**INSTRUCTIONS FOR THE TASK**
Quote the listing below in its entirety.

-- start of EXERCISE DATA --

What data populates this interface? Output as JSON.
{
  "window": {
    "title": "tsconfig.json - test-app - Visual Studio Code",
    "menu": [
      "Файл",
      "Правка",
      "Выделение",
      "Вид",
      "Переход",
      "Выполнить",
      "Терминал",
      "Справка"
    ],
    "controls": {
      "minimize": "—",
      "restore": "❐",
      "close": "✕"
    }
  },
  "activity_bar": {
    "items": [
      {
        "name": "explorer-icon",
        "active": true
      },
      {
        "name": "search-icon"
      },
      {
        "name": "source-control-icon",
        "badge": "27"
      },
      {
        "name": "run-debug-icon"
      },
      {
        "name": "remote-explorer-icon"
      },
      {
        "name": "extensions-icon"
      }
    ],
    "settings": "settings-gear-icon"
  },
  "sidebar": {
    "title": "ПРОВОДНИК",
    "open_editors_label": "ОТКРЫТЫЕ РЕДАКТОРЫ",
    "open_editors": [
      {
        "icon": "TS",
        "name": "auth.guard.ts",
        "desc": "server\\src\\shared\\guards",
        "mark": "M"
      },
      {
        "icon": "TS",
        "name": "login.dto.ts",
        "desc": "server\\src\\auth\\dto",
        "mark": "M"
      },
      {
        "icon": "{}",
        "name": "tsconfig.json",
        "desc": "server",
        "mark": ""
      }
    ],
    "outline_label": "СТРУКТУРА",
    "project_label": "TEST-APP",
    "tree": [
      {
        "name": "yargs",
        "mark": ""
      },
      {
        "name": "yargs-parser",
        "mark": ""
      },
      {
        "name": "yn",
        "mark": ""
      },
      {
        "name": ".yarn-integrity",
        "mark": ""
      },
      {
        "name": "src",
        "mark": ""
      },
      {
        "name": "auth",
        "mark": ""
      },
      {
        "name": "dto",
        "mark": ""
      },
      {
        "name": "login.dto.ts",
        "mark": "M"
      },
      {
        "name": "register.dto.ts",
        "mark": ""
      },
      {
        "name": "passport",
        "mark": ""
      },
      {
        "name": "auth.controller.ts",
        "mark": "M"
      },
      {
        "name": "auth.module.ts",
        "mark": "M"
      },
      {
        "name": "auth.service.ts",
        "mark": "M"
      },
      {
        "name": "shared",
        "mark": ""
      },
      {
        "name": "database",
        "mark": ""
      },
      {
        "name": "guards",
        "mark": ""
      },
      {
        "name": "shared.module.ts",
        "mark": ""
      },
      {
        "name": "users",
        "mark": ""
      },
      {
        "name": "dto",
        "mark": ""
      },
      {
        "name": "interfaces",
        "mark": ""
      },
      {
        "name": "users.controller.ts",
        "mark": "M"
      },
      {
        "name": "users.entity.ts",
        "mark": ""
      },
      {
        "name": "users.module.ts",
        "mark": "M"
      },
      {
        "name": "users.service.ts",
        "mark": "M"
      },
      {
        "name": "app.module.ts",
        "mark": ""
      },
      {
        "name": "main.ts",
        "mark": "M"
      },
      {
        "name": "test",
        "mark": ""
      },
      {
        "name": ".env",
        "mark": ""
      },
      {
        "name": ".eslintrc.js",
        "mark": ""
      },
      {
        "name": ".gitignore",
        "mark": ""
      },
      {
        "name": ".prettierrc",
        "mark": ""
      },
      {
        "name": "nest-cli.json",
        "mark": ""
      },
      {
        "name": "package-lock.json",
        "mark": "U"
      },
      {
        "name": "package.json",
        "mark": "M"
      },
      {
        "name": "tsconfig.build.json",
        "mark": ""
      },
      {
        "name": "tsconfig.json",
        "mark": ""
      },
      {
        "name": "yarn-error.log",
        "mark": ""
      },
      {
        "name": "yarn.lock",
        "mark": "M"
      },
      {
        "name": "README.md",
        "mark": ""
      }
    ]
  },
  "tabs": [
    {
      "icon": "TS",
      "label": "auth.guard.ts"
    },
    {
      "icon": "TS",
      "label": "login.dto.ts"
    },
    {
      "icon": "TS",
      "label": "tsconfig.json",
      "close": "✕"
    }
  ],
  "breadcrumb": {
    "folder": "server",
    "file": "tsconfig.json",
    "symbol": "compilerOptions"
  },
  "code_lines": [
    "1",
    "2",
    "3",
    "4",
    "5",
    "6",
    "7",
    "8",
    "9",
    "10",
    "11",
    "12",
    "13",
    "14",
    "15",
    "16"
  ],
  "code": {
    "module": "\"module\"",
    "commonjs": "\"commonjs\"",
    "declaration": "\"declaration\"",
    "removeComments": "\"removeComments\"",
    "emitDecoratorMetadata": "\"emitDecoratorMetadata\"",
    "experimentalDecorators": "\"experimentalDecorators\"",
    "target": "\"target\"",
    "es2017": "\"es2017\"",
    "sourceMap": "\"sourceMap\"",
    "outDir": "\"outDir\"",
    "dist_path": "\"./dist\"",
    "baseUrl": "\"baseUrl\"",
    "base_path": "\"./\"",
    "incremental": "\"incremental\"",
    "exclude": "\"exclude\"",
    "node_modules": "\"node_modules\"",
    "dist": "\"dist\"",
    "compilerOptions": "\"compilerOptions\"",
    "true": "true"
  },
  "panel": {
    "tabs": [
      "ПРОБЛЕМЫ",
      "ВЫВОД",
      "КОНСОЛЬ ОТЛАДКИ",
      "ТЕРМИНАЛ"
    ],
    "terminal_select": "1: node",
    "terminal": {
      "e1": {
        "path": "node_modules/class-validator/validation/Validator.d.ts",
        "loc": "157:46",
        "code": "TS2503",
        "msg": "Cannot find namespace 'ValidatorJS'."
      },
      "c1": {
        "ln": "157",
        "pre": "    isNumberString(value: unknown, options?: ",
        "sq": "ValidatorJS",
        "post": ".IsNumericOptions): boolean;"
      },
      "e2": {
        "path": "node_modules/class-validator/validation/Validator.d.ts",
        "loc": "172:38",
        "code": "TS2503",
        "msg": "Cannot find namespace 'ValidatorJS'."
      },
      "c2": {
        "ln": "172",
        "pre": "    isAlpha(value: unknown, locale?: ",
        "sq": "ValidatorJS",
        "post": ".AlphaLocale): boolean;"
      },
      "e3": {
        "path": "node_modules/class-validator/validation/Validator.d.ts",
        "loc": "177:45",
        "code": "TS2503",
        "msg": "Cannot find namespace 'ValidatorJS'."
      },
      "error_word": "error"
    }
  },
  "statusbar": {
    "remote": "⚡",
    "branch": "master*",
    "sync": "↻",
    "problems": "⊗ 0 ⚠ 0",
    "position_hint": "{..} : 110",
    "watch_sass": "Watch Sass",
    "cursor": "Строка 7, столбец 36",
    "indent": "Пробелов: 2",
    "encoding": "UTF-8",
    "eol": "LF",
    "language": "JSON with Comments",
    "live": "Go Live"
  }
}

-- end of EXERCISE DATA --

**SOLUTION**
What data populates this interface? Output as JSON.
{
  "window": {
    "title": "tsconfig.json - test-app - Visual Studio Code",
    "menu": [
      "Файл",
      "Правка",
      "Выделение",
      "Вид",
      "Переход",
      "Выполнить",
      "Терминал",
      "Справка"
    ],
    "controls": {
      "minimize": "—",
      "restore": "❐",
      "close": "✕"
    }
  },
  "activity_bar": {
    "items": [
      {
        "name": "explorer-icon",
        "active": true
      },
      {
        "name": "search-icon"
      },
      {
        "name": "source-control-icon",
        "badge": "27"
      },
      {
        "name": "run-debug-icon"
      },
      {
        "name": "remote-explorer-icon"
      },
      {
        "name": "extensions-icon"
      }
    ],
    "settings": "settings-gear-icon"
  },
  "sidebar": {
    "title": "ПРОВОДНИК",
    "open_editors_label": "ОТКРЫТЫЕ РЕДАКТОРЫ",
    "open_editors": [
      {
        "icon": "TS",
        "name": "auth.guard.ts",
        "desc": "server\\src\\shared\\guards",
        "mark": "M"
      },
      {
        "icon": "TS",
        "name": "login.dto.ts",
        "desc": "server\\src\\auth\\dto",
        "mark": "M"
      },
      {
        "icon": "{}",
        "name": "tsconfig.json",
        "desc": "server",
        "mark": ""
      }
    ],
    "outline_label": "СТРУКТУРА",
    "project_label": "TEST-APP",
    "tree": [
      {
        "name": "yargs",
        "mark": ""
      },
      {
        "name": "yargs-parser",
        "mark": ""
      },
      {
        "name": "yn",
        "mark": ""
      },
      {
        "name": ".yarn-integrity",
        "mark": ""
      },
      {
        "name": "src",
        "mark": ""
      },
      {
        "name": "auth",
        "mark": ""
      },
      {
        "name": "dto",
        "mark": ""
      },
      {
        "name": "login.dto.ts",
        "mark": "M"
      },
      {
        "name": "register.dto.ts",
        "mark": ""
      },
      {
        "name": "passport",
        "mark": ""
      },
      {
        "name": "auth.controller.ts",
        "mark": "M"
      },
      {
        "name": "auth.module.ts",
        "mark": "M"
      },
      {
        "name": "auth.service.ts",
        "mark": "M"
      },
      {
        "name": "shared",
        "mark": ""
      },
      {
        "name": "database",
        "mark": ""
      },
      {
        "name": "guards",
        "mark": ""
      },
      {
        "name": "shared.module.ts",
        "mark": ""
      },
      {
        "name": "users",
        "mark": ""
      },
      {
        "name": "dto",
        "mark": ""
      },
      {
        "name": "interfaces",
        "mark": ""
      },
      {
        "name": "users.controller.ts",
        "mark": "M"
      },
      {
        "name": "users.entity.ts",
        "mark": ""
      },
      {
        "name": "users.module.ts",
        "mark": "M"
      },
      {
        "name": "users.service.ts",
        "mark": "M"
      },
      {
        "name": "app.module.ts",
        "mark": ""
      },
      {
        "name": "main.ts",
        "mark": "M"
      },
      {
        "name": "test",
        "mark": ""
      },
      {
        "name": ".env",
        "mark": ""
      },
      {
        "name": ".eslintrc.js",
        "mark": ""
      },
      {
        "name": ".gitignore",
        "mark": ""
      },
      {
        "name": ".prettierrc",
        "mark": ""
      },
      {
        "name": "nest-cli.json",
        "mark": ""
      },
      {
        "name": "package-lock.json",
        "mark": "U"
      },
      {
        "name": "package.json",
        "mark": "M"
      },
      {
        "name": "tsconfig.build.json",
        "mark": ""
      },
      {
        "name": "tsconfig.json",
        "mark": ""
      },
      {
        "name": "yarn-error.log",
        "mark": ""
      },
      {
        "name": "yarn.lock",
        "mark": "M"
      },
      {
        "name": "README.md",
        "mark": ""
      }
    ]
  },
  "tabs": [
    {
      "icon": "TS",
      "label": "auth.guard.ts"
    },
    {
      "icon": "TS",
      "label": "login.dto.ts"
    },
    {
      "icon": "TS",
      "label": "tsconfig.json",
      "close": "✕"
    }
  ],
  "breadcrumb": {
    "folder": "server",
    "file": "tsconfig.json",
    "symbol": "compilerOptions"
  },
  "code_lines": [
    "1",
    "2",
    "3",
    "4",
    "5",
    "6",
    "7",
    "8",
    "9",
    "10",
    "11",
    "12",
    "13",
    "14",
    "15",
    "16"
  ],
  "code": {
    "module": "\"module\"",
    "commonjs": "\"commonjs\"",
    "declaration": "\"declaration\"",
    "removeComments": "\"removeComments\"",
    "emitDecoratorMetadata": "\"emitDecoratorMetadata\"",
    "experimentalDecorators": "\"experimentalDecorators\"",
    "target": "\"target\"",
    "es2017": "\"es2017\"",
    "sourceMap": "\"sourceMap\"",
    "outDir": "\"outDir\"",
    "dist_path": "\"./dist\"",
    "baseUrl": "\"baseUrl\"",
    "base_path": "\"./\"",
    "incremental": "\"incremental\"",
    "exclude": "\"exclude\"",
    "node_modules": "\"node_modules\"",
    "dist": "\"dist\"",
    "compilerOptions": "\"compilerOptions\"",
    "true": "true"
  },
  "panel": {
    "tabs": [
      "ПРОБЛЕМЫ",
      "ВЫВОД",
      "КОНСОЛЬ ОТЛАДКИ",
      "ТЕРМИНАЛ"
    ],
    "terminal_select": "1: node",
    "terminal": {
      "e1": {
        "path": "node_modules/class-validator/validation/Validator.d.ts",
        "loc": "157:46",
        "code": "TS2503",
        "msg": "Cannot find namespace 'ValidatorJS'."
      },
      "c1": {
        "ln": "157",
        "pre": "    isNumberString(value: unknown, options?: ",
        "sq": "ValidatorJS",
        "post": ".IsNumericOptions): boolean;"
      },
      "e2": {
        "path": "node_modules/class-validator/validation/Validator.d.ts",
        "loc": "172:38",
        "code": "TS2503",
        "msg": "Cannot find namespace 'ValidatorJS'."
      },
      "c2": {
        "ln": "172",
        "pre": "    isAlpha(value: unknown, locale?: ",
        "sq": "ValidatorJS",
        "post": ".AlphaLocale): boolean;"
      },
      "e3": {
        "path": "node_modules/class-validator/validation/Validator.d.ts",
        "loc": "177:45",
        "code": "TS2503",
        "msg": "Cannot find namespace 'ValidatorJS'."
      },
      "error_word": "error"
    }
  },
  "statusbar": {
    "remote": "⚡",
    "branch": "master*",
    "sync": "↻",
    "problems": "⊗ 0 ⚠ 0",
    "position_hint": "{..} : 110",
    "watch_sass": "Watch Sass",
    "cursor": "Строка 7, столбец 36",
    "indent": "Пробелов: 2",
    "encoding": "UTF-8",
    "eol": "LF",
    "language": "JSON with Comments",
    "live": "Go Live"
  }
}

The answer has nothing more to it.